Christopher Columbus

Christopher Columbus posterChristopher Columbus (1949) is a tale of suffering on the part of its protagonist, who spent long, frustrating years soliciting monarchs to finance his voyage, then after the initial thrill of discovering the New World, spent long, frustrating years governing a colony perpetually on the verge of chaos. The fact that the indigenous people under his notoriously tyrannical rule also suffered is shielded from viewers, lest this distract them from the nuanced personality of the man himself.

It is immediately clear that the film plays fast and loose with the historical details. In the first scene Columbus visits a monastery, hoping to send a letter to Queen Isabella via her confessor, and speaks to a monk about his certainty that a “New World” has yet to be discovered. The viewer is thereby informed that Columbus had a vision of the Americas that primarily motivated his voyage, whereas in real life his goal was to chart a quicker trade route between Iberia and the Indies. When the monk later asks Columbus why he plans to sail to India, he responds “Because there are thousands of heathen in those parts to be converted, and they are rich in gold and spices.” In 1485, talk of the “New World” is a glaring anachronism, and the viewer receives mixed cues whether to imagine India or Latin America as the object of the voyage, especially due to the repeated references to the gold in these unknown lands.

> [Information supplied]

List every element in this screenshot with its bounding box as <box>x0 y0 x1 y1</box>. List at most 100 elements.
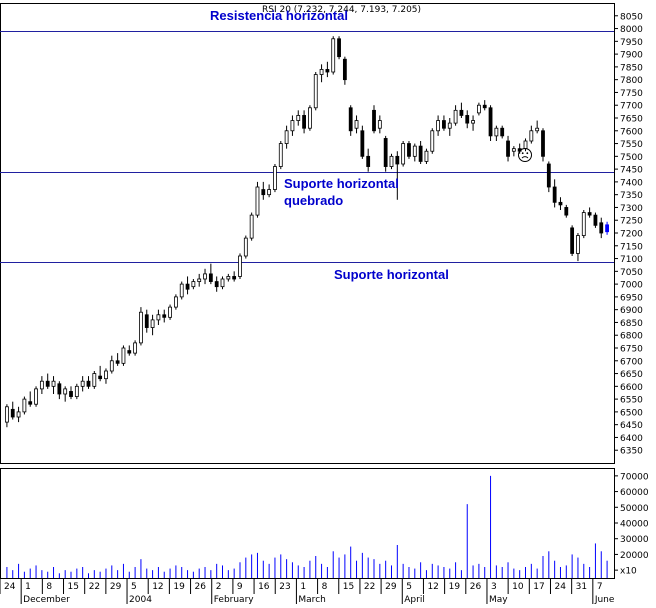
date-tick-label: 8 <box>46 582 52 592</box>
broken-support-label-line1: Suporte horizontal <box>284 176 399 191</box>
candle-body <box>249 214 254 239</box>
volume-tick-label: 70000 <box>620 472 649 482</box>
candle-body <box>168 306 172 318</box>
candle-body <box>139 311 143 344</box>
candle-body <box>407 143 411 157</box>
date-tick-label: 26 <box>195 582 207 592</box>
candle-body <box>564 207 569 216</box>
price-tick-label: 7200 <box>620 230 643 240</box>
candle-body <box>308 107 312 129</box>
candle-body <box>476 104 481 114</box>
date-tick-label: 15 <box>343 582 354 592</box>
price-axis: 6350 6400 6450 6500 6550 6600 6650 6700 6750 6800… <box>614 12 643 457</box>
candle-body <box>302 115 306 129</box>
price-tick-label: 7950 <box>620 38 643 48</box>
price-tick-label: 6400 <box>620 434 643 444</box>
volume-bars <box>6 475 608 578</box>
candle-body <box>546 163 551 188</box>
candle-body <box>5 406 9 423</box>
volume-panel-frame <box>0 468 615 579</box>
month-label: 2004 <box>129 595 152 604</box>
date-tick-label: 31 <box>576 582 587 592</box>
price-tick-label: 6900 <box>620 306 643 316</box>
candle-body <box>191 281 196 288</box>
candle-body <box>208 273 213 282</box>
candle-body <box>395 155 400 165</box>
candle-body <box>10 408 15 418</box>
candle-body <box>541 130 545 157</box>
price-tick-label: 7500 <box>620 153 643 163</box>
date-tick-label: 1 <box>25 582 31 592</box>
candle-body <box>325 69 330 73</box>
candle-body <box>412 145 417 157</box>
price-tick-label: 7100 <box>620 255 643 265</box>
candle-body <box>418 145 423 162</box>
candle-body <box>86 380 91 387</box>
price-tick-label: 7900 <box>620 51 643 61</box>
price-tick-label: 7800 <box>620 76 643 86</box>
price-tick-label: 7400 <box>620 178 643 188</box>
date-axis: 24 1 8 15 22 29 5 12 19 26 2 9 16 23 1 8 15 22 29 5 12 19 26 3 1… <box>0 578 615 605</box>
candle-body <box>98 375 103 380</box>
candle-body <box>232 276 237 280</box>
date-tick-label: 2 <box>216 582 222 592</box>
date-tick-label: 29 <box>110 582 122 592</box>
date-tick-label: 8 <box>322 582 328 592</box>
price-tick-label: 7000 <box>620 281 643 291</box>
candle-body <box>372 109 376 132</box>
price-tick-label: 7550 <box>620 140 643 150</box>
date-tick-label: 3 <box>491 582 497 592</box>
candle-body <box>51 380 56 387</box>
date-tick-label: 17 <box>533 582 544 592</box>
price-tick-label: 6700 <box>620 357 643 367</box>
volume-tick-label: 60000 <box>620 488 649 498</box>
candle-body <box>109 360 114 372</box>
candle-body <box>523 140 528 150</box>
price-tick-label: 7450 <box>620 166 643 176</box>
date-tick-label: 16 <box>258 582 270 592</box>
candle-body <box>92 373 97 387</box>
candle-body <box>261 189 266 196</box>
candle-body <box>243 237 248 257</box>
candle-body <box>121 347 126 364</box>
price-tick-label: 6600 <box>620 383 643 393</box>
candle-body <box>348 107 353 132</box>
candle-body <box>104 370 108 380</box>
price-tick-label: 7750 <box>620 89 643 99</box>
candle-body <box>488 107 493 137</box>
date-tick-label: 12 <box>152 582 163 592</box>
date-tick-label: 24 <box>4 582 16 592</box>
candle-body <box>331 38 336 73</box>
candle-body <box>179 283 184 298</box>
date-tick-label: 7 <box>597 582 603 592</box>
support-label: Suporte horizontal <box>334 267 449 282</box>
date-tick-label: 26 <box>470 582 482 592</box>
month-label: December <box>23 595 70 604</box>
candle-body <box>511 148 516 152</box>
candle-body <box>442 120 446 129</box>
candle-body <box>63 388 68 395</box>
price-tick-label: 6750 <box>620 345 643 355</box>
candle-body <box>16 411 21 418</box>
date-tick-label: 9 <box>237 582 243 592</box>
candle-body <box>22 398 27 413</box>
volume-tick-label: 40000 <box>620 520 649 530</box>
candle-body <box>284 130 289 144</box>
price-tick-label: 7250 <box>620 217 643 227</box>
sad-face-icon <box>518 148 532 162</box>
candle-body <box>127 350 132 354</box>
date-tick-label: 19 <box>449 582 461 592</box>
candle-body <box>278 143 283 167</box>
candle-body <box>342 58 347 81</box>
volume-tick-label: 30000 <box>620 535 649 545</box>
candle-body <box>377 120 382 129</box>
candle-body <box>162 314 167 318</box>
candle-body <box>529 130 534 142</box>
price-tick-label: 7150 <box>620 242 643 252</box>
price-tick-label: 7850 <box>620 63 643 73</box>
candle-body <box>465 115 470 124</box>
candle-body <box>290 120 295 132</box>
price-tick-label: 8000 <box>620 25 643 35</box>
candle-body <box>494 127 499 137</box>
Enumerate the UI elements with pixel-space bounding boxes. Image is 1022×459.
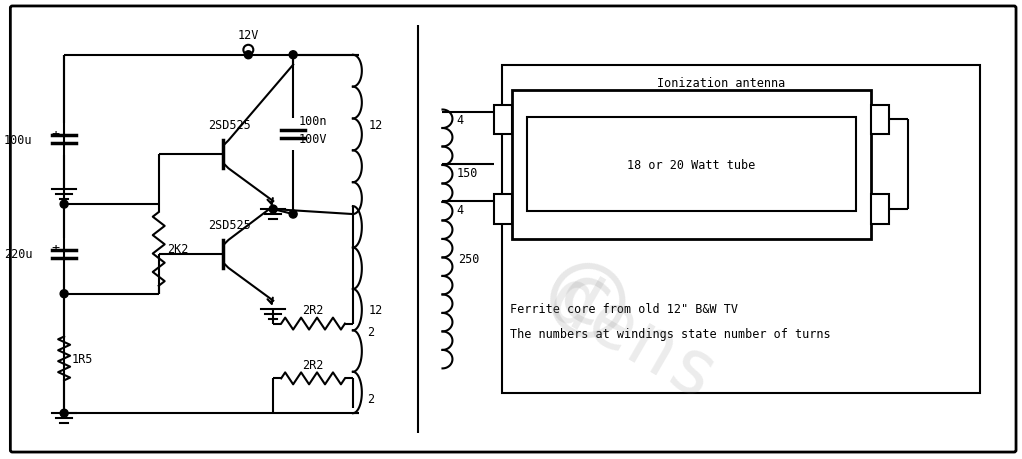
Text: 2SD525: 2SD525 <box>208 218 251 231</box>
Text: 1R5: 1R5 <box>73 352 93 365</box>
Text: Ionization antenna: Ionization antenna <box>657 77 786 90</box>
Text: 250: 250 <box>459 253 479 266</box>
FancyBboxPatch shape <box>10 7 1016 452</box>
Bar <box>527 118 855 212</box>
Circle shape <box>60 290 68 298</box>
Text: ©: © <box>519 237 645 381</box>
Text: 2: 2 <box>367 392 374 405</box>
Text: 2R2: 2R2 <box>303 358 324 371</box>
Bar <box>495 195 512 224</box>
Text: 12: 12 <box>369 303 383 316</box>
Circle shape <box>60 201 68 209</box>
Text: 2K2: 2K2 <box>167 243 188 256</box>
Text: 12: 12 <box>369 119 383 132</box>
Text: 2R2: 2R2 <box>303 303 324 316</box>
Circle shape <box>60 409 68 417</box>
Bar <box>495 105 512 135</box>
Text: 2: 2 <box>367 325 374 338</box>
Circle shape <box>289 211 297 218</box>
Text: 4: 4 <box>457 114 464 127</box>
Text: 4: 4 <box>457 203 464 216</box>
Text: +: + <box>51 128 59 140</box>
Text: 18 or 20 Watt tube: 18 or 20 Watt tube <box>628 158 755 171</box>
Circle shape <box>269 206 277 213</box>
Text: 100n: 100n <box>299 115 328 128</box>
Text: The numbers at windings state number of turns: The numbers at windings state number of … <box>510 327 831 340</box>
Circle shape <box>244 52 252 60</box>
Bar <box>502 66 980 393</box>
Bar <box>871 195 888 224</box>
Text: 100u: 100u <box>4 134 33 146</box>
Text: 100V: 100V <box>299 133 328 146</box>
Text: 220u: 220u <box>4 248 33 261</box>
Bar <box>512 90 871 240</box>
Text: 150: 150 <box>457 166 478 179</box>
Text: 12V: 12V <box>238 29 259 42</box>
Text: dens: dens <box>533 261 730 417</box>
Text: 2SD525: 2SD525 <box>208 119 251 132</box>
Circle shape <box>289 52 297 60</box>
Bar <box>871 105 888 135</box>
Text: Ferrite core from old 12" B&W TV: Ferrite core from old 12" B&W TV <box>510 302 738 315</box>
Text: +: + <box>51 242 59 255</box>
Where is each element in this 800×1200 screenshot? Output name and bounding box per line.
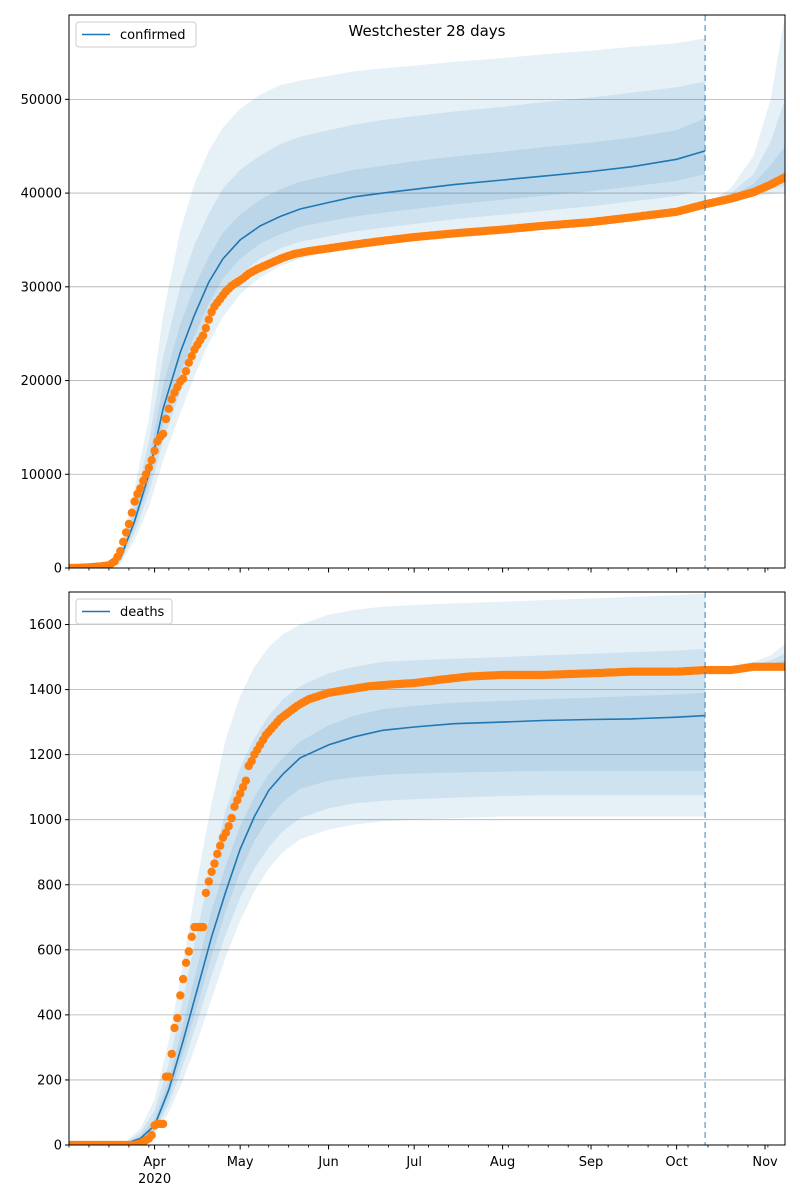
observed-point (204, 315, 213, 324)
observed-point (210, 859, 219, 868)
observed-point (167, 1049, 176, 1059)
observed-point (141, 470, 151, 479)
observed-point (201, 888, 211, 898)
observed-point (121, 528, 131, 537)
observed-point (198, 331, 208, 340)
observed-point (184, 358, 193, 367)
axes-frame (68, 591, 786, 1146)
observed-point (170, 1023, 179, 1033)
y-tick-label: 50000 (21, 93, 62, 108)
observed-point (201, 323, 211, 333)
y-tick-label: 20000 (21, 374, 62, 389)
observed-point (230, 802, 239, 811)
observed-point (147, 456, 156, 465)
observed-point (181, 367, 191, 376)
observed-point (187, 352, 196, 361)
legend: confirmed (75, 21, 197, 48)
observed-point (124, 519, 134, 529)
observed-point (216, 841, 225, 850)
observed-point (198, 922, 208, 932)
x-tick-label: Jun (317, 1155, 338, 1170)
x-tick-sublabel: 2020 (138, 1172, 171, 1187)
uncertainty-band (69, 81, 706, 568)
x-tick-label: Aug (490, 1155, 515, 1170)
x-tick-label: Oct (665, 1155, 687, 1170)
y-tick-label: 1600 (29, 618, 62, 633)
observed-point (187, 932, 196, 941)
uncertainty-band (69, 692, 706, 1145)
observed-point (233, 796, 242, 805)
observed-point (236, 789, 245, 798)
observed-point (164, 404, 173, 413)
observed-point (184, 947, 193, 956)
y-tick-label: 1000 (29, 813, 62, 828)
observed-point (173, 1013, 182, 1023)
observed-point (147, 1131, 156, 1140)
observed-point (247, 757, 256, 766)
uncertainty-band (705, 99, 785, 205)
observed-point (207, 867, 216, 876)
observed-point (181, 958, 191, 967)
observed-point (221, 828, 231, 837)
plot-area (69, 15, 785, 568)
x-tick-label: Sep (579, 1155, 604, 1170)
legend-label: confirmed (120, 28, 186, 43)
axes-frame (68, 14, 786, 569)
observed-point (150, 446, 159, 455)
observed-point (130, 497, 139, 506)
x-tick-label: Jul (405, 1155, 422, 1170)
observed-point (238, 783, 248, 792)
y-tick-label: 600 (37, 943, 62, 958)
observed-point (241, 776, 251, 785)
uncertainty-band (705, 15, 785, 205)
observed-point (116, 546, 125, 556)
observed-point (158, 429, 168, 439)
legend: deaths (75, 598, 173, 625)
observed-point (204, 877, 213, 886)
observed-point (224, 822, 233, 831)
legend-label: deaths (120, 605, 165, 620)
x-tick-label: Apr (143, 1155, 166, 1170)
observed-point (161, 414, 171, 424)
observed-point (780, 662, 785, 671)
plot-area (69, 593, 785, 1145)
model-line (69, 714, 706, 1145)
observed-point (164, 1072, 173, 1081)
observed-point (780, 173, 785, 182)
uncertainty-band (69, 38, 706, 568)
observed-point (176, 991, 185, 1000)
uncertainty-band (69, 648, 706, 1145)
deaths-chart: 0 200 400 600 800 1000 1200 1400 1600 Apr 2020 May J… (29, 591, 786, 1187)
observed-point (127, 508, 136, 517)
chart-title: Westchester 28 days (349, 22, 506, 40)
y-tick-label: 10000 (21, 468, 62, 483)
observed-point (213, 849, 222, 859)
y-tick-label: 1200 (29, 748, 62, 763)
observed-point (119, 537, 128, 546)
legend-box (75, 598, 173, 625)
confirmed-chart: 0 10000 20000 30000 40000 50000 Westchester 28… (21, 14, 786, 577)
observed-point (158, 1119, 168, 1129)
y-tick-label: 40000 (21, 187, 62, 202)
legend-box (75, 21, 197, 48)
observed-point (136, 484, 145, 493)
y-tick-label: 200 (37, 1073, 62, 1088)
y-tick-label: 1400 (29, 683, 62, 698)
y-tick-label: 400 (37, 1008, 62, 1023)
y-tick-label: 30000 (21, 280, 62, 295)
observed-point (167, 395, 176, 404)
observed-point (139, 476, 148, 485)
x-tick-label: May (227, 1155, 254, 1170)
uncertainty-band (69, 118, 706, 568)
observed-point (227, 813, 236, 823)
observed-point (144, 463, 154, 472)
y-tick-label: 800 (37, 878, 62, 893)
uncertainty-band (69, 593, 706, 1145)
y-tick-label: 0 (54, 562, 62, 577)
observed-point (178, 974, 188, 984)
observed-point (178, 374, 188, 383)
x-tick-label: Nov (752, 1155, 778, 1170)
y-tick-label: 0 (54, 1139, 62, 1154)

> [Given exercise 1]
Decide whether each statement agrees with the review of the 1949 Columbus film. Answer yes or no for each, and quote the words of the review that settle it.
(a) The film opens with Columbus visiting a monastery.
(b) The film shows viewers how the indigenous people suffered under Columbus's rule.
(c) In real life, Columbus aimed to find a quicker trade route between Iberia and the Indies.
> [Given exercise 2] From the review of the 1949 Columbus film, copy the passage starting with "Christopher Columbus posterChristopher" and going on through "the man himself.".

> [Task result 1]
(a) Yes: "In the first scene Columbus visits a monastery"
(b) No: "The fact that the indigenous people under his notoriously tyrannical rule also suffered is shielded from viewers"
(c) Yes: "in real life his goal was to chart a quicker trade route between Iberia and the Indies"

> [Task result 2]
Christopher Columbus posterChristopher Columbus (1949) is a tale of suffering on the part of its protagonist, who spent long, frustrating years soliciting monarchs to finance his voyage, then after the initial thrill of discovering the New World, spent long, frustrating years governing a colony perpetually on the verge of chaos. The fact that the indigenous people under his notoriously tyrannical rule also suffered is shielded from viewers, lest this distract them from the nuanced personality of the man himself.